**Problem details:** Transcribe every line of the records verbatim.

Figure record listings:
— BEGIN —

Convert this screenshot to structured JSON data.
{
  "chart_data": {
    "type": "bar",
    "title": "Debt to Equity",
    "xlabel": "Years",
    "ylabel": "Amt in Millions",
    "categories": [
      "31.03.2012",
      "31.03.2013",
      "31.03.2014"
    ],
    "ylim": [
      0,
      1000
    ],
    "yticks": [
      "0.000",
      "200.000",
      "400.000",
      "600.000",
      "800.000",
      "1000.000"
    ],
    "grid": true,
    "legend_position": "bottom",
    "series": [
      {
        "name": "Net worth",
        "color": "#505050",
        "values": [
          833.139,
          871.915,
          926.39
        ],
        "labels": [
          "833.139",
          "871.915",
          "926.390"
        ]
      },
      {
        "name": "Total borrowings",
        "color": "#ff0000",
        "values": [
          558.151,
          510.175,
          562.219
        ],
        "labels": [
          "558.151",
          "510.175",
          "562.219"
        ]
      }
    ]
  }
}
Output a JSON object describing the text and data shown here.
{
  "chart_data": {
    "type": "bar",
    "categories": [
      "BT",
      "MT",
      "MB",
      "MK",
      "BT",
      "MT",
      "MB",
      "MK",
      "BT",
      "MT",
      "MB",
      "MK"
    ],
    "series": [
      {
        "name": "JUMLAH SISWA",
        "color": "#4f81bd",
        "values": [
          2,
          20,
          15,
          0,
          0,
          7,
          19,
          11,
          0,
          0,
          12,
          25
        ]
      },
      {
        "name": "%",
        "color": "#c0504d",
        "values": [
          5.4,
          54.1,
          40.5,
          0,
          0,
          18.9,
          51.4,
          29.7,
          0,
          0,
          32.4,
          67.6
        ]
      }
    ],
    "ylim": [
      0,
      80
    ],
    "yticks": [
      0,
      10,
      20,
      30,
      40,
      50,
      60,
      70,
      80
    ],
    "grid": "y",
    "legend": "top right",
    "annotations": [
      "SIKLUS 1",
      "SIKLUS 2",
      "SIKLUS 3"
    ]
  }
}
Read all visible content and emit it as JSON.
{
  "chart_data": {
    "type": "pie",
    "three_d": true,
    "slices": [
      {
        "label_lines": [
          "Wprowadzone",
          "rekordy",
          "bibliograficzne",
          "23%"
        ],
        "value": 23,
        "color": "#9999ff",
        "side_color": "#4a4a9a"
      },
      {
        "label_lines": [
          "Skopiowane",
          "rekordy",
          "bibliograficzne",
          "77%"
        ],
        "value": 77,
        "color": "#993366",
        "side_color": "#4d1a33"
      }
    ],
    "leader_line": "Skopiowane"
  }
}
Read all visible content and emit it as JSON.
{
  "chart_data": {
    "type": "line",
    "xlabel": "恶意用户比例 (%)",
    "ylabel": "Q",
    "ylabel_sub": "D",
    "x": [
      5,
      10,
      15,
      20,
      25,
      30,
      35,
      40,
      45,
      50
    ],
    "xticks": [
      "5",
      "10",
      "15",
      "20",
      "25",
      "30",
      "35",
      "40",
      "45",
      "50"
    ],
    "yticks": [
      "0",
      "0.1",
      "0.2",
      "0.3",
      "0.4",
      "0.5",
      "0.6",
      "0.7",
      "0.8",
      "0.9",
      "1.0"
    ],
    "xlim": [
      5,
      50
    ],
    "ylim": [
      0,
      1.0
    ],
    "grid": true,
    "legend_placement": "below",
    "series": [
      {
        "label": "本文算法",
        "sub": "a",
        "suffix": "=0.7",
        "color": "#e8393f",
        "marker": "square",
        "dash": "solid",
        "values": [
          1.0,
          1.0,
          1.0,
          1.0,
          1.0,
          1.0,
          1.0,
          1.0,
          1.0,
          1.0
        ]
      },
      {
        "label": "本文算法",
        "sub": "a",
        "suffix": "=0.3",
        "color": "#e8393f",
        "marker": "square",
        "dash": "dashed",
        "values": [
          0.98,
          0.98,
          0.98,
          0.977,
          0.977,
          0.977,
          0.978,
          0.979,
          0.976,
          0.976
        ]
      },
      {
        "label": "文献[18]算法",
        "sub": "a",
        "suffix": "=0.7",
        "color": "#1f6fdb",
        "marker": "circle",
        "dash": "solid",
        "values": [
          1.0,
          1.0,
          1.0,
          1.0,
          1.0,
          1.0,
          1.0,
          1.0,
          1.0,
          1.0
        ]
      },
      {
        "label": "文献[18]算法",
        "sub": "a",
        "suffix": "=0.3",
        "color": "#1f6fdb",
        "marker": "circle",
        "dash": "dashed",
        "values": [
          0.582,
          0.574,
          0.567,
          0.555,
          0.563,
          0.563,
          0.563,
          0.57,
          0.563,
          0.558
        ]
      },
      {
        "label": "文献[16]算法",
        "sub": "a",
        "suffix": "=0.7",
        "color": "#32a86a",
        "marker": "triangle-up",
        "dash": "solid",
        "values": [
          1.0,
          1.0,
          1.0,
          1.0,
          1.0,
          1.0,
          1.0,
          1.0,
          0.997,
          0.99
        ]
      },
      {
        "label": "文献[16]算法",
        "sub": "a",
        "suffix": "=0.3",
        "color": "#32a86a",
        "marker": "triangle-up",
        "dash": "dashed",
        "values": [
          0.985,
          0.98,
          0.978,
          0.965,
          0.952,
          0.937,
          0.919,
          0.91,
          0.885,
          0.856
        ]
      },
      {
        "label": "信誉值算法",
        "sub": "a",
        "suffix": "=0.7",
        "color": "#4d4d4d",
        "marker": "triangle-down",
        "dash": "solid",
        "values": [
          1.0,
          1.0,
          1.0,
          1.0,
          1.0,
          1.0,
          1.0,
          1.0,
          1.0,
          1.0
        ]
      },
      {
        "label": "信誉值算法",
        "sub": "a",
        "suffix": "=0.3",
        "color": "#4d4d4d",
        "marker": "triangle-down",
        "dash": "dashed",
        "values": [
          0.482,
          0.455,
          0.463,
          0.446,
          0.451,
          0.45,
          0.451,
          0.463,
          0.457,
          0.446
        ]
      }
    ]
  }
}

— END —

**Task output:**
Convert this screenshot to structured JSON data.
{
  "chart_data": {
    "type": "bar",
    "title": "Debt to Equity",
    "xlabel": "Years",
    "ylabel": "Amt in Millions",
    "categories": [
      "31.03.2012",
      "31.03.2013",
      "31.03.2014"
    ],
    "ylim": [
      0,
      1000
    ],
    "yticks": [
      "0.000",
      "200.000",
      "400.000",
      "600.000",
      "800.000",
      "1000.000"
    ],
    "grid": true,
    "legend_position": "bottom",
    "series": [
      {
        "name": "Net worth",
        "color": "#505050",
        "values": [
          833.139,
          871.915,
          926.39
        ],
        "labels": [
          "833.139",
          "871.915",
          "926.390"
        ]
      },
      {
        "name": "Total borrowings",
        "color": "#ff0000",
        "values": [
          558.151,
          510.175,
          562.219
        ],
        "labels": [
          "558.151",
          "510.175",
          "562.219"
        ]
      }
    ]
  }
}
Output a JSON object describing the text and data shown here.
{
  "chart_data": {
    "type": "bar",
    "categories": [
      "BT",
      "MT",
      "MB",
      "MK",
      "BT",
      "MT",
      "MB",
      "MK",
      "BT",
      "MT",
      "MB",
      "MK"
    ],
    "series": [
      {
        "name": "JUMLAH SISWA",
        "color": "#4f81bd",
        "values": [
          2,
          20,
          15,
          0,
          0,
          7,
          19,
          11,
          0,
          0,
          12,
          25
        ]
      },
      {
        "name": "%",
        "color": "#c0504d",
        "values": [
          5.4,
          54.1,
          40.5,
          0,
          0,
          18.9,
          51.4,
          29.7,
          0,
          0,
          32.4,
          67.6
        ]
      }
    ],
    "ylim": [
      0,
      80
    ],
    "yticks": [
      0,
      10,
      20,
      30,
      40,
      50,
      60,
      70,
      80
    ],
    "grid": "y",
    "legend": "top right",
    "annotations": [
      "SIKLUS 1",
      "SIKLUS 2",
      "SIKLUS 3"
    ]
  }
}
Read all visible content and emit it as JSON.
{
  "chart_data": {
    "type": "pie",
    "three_d": true,
    "slices": [
      {
        "label_lines": [
          "Wprowadzone",
          "rekordy",
          "bibliograficzne",
          "23%"
        ],
        "value": 23,
        "color": "#9999ff",
        "side_color": "#4a4a9a"
      },
      {
        "label_lines": [
          "Skopiowane",
          "rekordy",
          "bibliograficzne",
          "77%"
        ],
        "value": 77,
        "color": "#993366",
        "side_color": "#4d1a33"
      }
    ],
    "leader_line": "Skopiowane"
  }
}
Read all visible content and emit it as JSON.
{
  "chart_data": {
    "type": "line",
    "xlabel": "恶意用户比例 (%)",
    "ylabel": "Q",
    "ylabel_sub": "D",
    "x": [
      5,
      10,
      15,
      20,
      25,
      30,
      35,
      40,
      45,
      50
    ],
    "xticks": [
      "5",
      "10",
      "15",
      "20",
      "25",
      "30",
      "35",
      "40",
      "45",
      "50"
    ],
    "yticks": [
      "0",
      "0.1",
      "0.2",
      "0.3",
      "0.4",
      "0.5",
      "0.6",
      "0.7",
      "0.8",
      "0.9",
      "1.0"
    ],
    "xlim": [
      5,
      50
    ],
    "ylim": [
      0,
      1.0
    ],
    "grid": true,
    "legend_placement": "below",
    "series": [
      {
        "label": "本文算法",
        "sub": "a",
        "suffix": "=0.7",
        "color": "#e8393f",
        "marker": "square",
        "dash": "solid",
        "values": [
          1.0,
          1.0,
          1.0,
          1.0,
          1.0,
          1.0,
          1.0,
          1.0,
          1.0,
          1.0
        ]
      },
      {
        "label": "本文算法",
        "sub": "a",
        "suffix": "=0.3",
        "color": "#e8393f",
        "marker": "square",
        "dash": "dashed",
        "values": [
          0.98,
          0.98,
          0.98,
          0.977,
          0.977,
          0.977,
          0.978,
          0.979,
          0.976,
          0.976
        ]
      },
      {
        "label": "文献[18]算法",
        "sub": "a",
        "suffix": "=0.7",
        "color": "#1f6fdb",
        "marker": "circle",
        "dash": "solid",
        "values": [
          1.0,
          1.0,
          1.0,
          1.0,
          1.0,
          1.0,
          1.0,
          1.0,
          1.0,
          1.0
        ]
      },
      {
        "label": "文献[18]算法",
        "sub": "a",
        "suffix": "=0.3",
        "color": "#1f6fdb",
        "marker": "circle",
        "dash": "dashed",
        "values": [
          0.582,
          0.574,
          0.567,
          0.555,
          0.563,
          0.563,
          0.563,
          0.57,
          0.563,
          0.558
        ]
      },
      {
        "label": "文献[16]算法",
        "sub": "a",
        "suffix": "=0.7",
        "color": "#32a86a",
        "marker": "triangle-up",
        "dash": "solid",
        "values": [
          1.0,
          1.0,
          1.0,
          1.0,
          1.0,
          1.0,
          1.0,
          1.0,
          0.997,
          0.99
        ]
      },
      {
        "label": "文献[16]算法",
        "sub": "a",
        "suffix": "=0.3",
        "color": "#32a86a",
        "marker": "triangle-up",
        "dash": "dashed",
        "values": [
          0.985,
          0.98,
          0.978,
          0.965,
          0.952,
          0.937,
          0.919,
          0.91,
          0.885,
          0.856
        ]
      },
      {
        "label": "信誉值算法",
        "sub": "a",
        "suffix": "=0.7",
        "color": "#4d4d4d",
        "marker": "triangle-down",
        "dash": "solid",
        "values": [
          1.0,
          1.0,
          1.0,
          1.0,
          1.0,
          1.0,
          1.0,
          1.0,
          1.0,
          1.0
        ]
      },
      {
        "label": "信誉值算法",
        "sub": "a",
        "suffix": "=0.3",
        "color": "#4d4d4d",
        "marker": "triangle-down",
        "dash": "dashed",
        "values": [
          0.482,
          0.455,
          0.463,
          0.446,
          0.451,
          0.45,
          0.451,
          0.463,
          0.457,
          0.446
        ]
      }
    ]
  }
}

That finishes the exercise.